◆ What to work on: In the records below, tally every line containing "Frémiot". Report only the total.

◆ Provided data:
──────

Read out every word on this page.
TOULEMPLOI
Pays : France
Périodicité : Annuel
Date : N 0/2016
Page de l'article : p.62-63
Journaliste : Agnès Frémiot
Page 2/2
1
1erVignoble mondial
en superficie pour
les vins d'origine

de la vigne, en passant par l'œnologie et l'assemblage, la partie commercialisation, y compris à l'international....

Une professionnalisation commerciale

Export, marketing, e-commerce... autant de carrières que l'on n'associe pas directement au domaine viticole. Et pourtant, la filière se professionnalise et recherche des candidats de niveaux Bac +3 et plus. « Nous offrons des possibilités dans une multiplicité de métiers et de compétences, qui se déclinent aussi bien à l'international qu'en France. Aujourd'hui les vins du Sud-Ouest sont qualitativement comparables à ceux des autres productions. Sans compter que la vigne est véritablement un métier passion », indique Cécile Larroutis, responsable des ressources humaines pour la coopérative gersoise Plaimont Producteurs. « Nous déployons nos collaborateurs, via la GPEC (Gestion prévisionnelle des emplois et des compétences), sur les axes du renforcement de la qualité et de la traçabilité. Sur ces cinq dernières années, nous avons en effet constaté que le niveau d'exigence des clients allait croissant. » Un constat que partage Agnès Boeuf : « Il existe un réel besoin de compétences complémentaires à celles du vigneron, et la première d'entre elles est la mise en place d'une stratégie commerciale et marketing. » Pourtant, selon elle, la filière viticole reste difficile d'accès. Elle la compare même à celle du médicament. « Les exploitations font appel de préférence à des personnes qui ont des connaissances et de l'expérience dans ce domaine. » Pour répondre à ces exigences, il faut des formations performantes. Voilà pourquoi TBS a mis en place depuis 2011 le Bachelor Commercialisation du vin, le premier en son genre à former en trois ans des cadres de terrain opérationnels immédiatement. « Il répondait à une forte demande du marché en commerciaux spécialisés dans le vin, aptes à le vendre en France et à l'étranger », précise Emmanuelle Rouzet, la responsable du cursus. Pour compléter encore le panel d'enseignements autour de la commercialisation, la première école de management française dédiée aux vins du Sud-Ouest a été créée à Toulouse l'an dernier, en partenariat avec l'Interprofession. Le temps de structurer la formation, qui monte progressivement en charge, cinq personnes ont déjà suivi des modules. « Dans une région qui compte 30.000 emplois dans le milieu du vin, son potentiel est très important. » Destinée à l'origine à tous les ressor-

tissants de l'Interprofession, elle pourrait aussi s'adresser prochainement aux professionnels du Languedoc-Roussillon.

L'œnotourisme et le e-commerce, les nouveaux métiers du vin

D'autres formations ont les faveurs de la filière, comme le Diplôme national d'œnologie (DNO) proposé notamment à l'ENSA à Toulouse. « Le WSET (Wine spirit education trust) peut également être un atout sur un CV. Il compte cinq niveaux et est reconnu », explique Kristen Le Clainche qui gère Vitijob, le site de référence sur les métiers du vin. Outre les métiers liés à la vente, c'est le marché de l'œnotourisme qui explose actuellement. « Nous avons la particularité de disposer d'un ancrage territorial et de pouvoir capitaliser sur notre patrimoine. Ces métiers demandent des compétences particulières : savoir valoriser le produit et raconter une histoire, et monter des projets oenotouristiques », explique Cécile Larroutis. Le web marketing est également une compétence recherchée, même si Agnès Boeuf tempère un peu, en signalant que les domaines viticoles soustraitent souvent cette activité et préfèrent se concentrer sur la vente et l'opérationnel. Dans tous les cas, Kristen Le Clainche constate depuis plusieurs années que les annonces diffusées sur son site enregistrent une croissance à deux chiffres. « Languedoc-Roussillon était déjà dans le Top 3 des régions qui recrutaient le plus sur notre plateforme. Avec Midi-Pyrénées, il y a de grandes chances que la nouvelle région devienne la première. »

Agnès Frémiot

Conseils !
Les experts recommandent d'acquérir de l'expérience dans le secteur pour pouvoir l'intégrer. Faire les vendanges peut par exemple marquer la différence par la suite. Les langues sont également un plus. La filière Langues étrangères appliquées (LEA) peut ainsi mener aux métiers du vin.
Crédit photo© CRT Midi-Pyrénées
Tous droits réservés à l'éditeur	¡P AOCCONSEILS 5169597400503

──────

◆ Reply: 2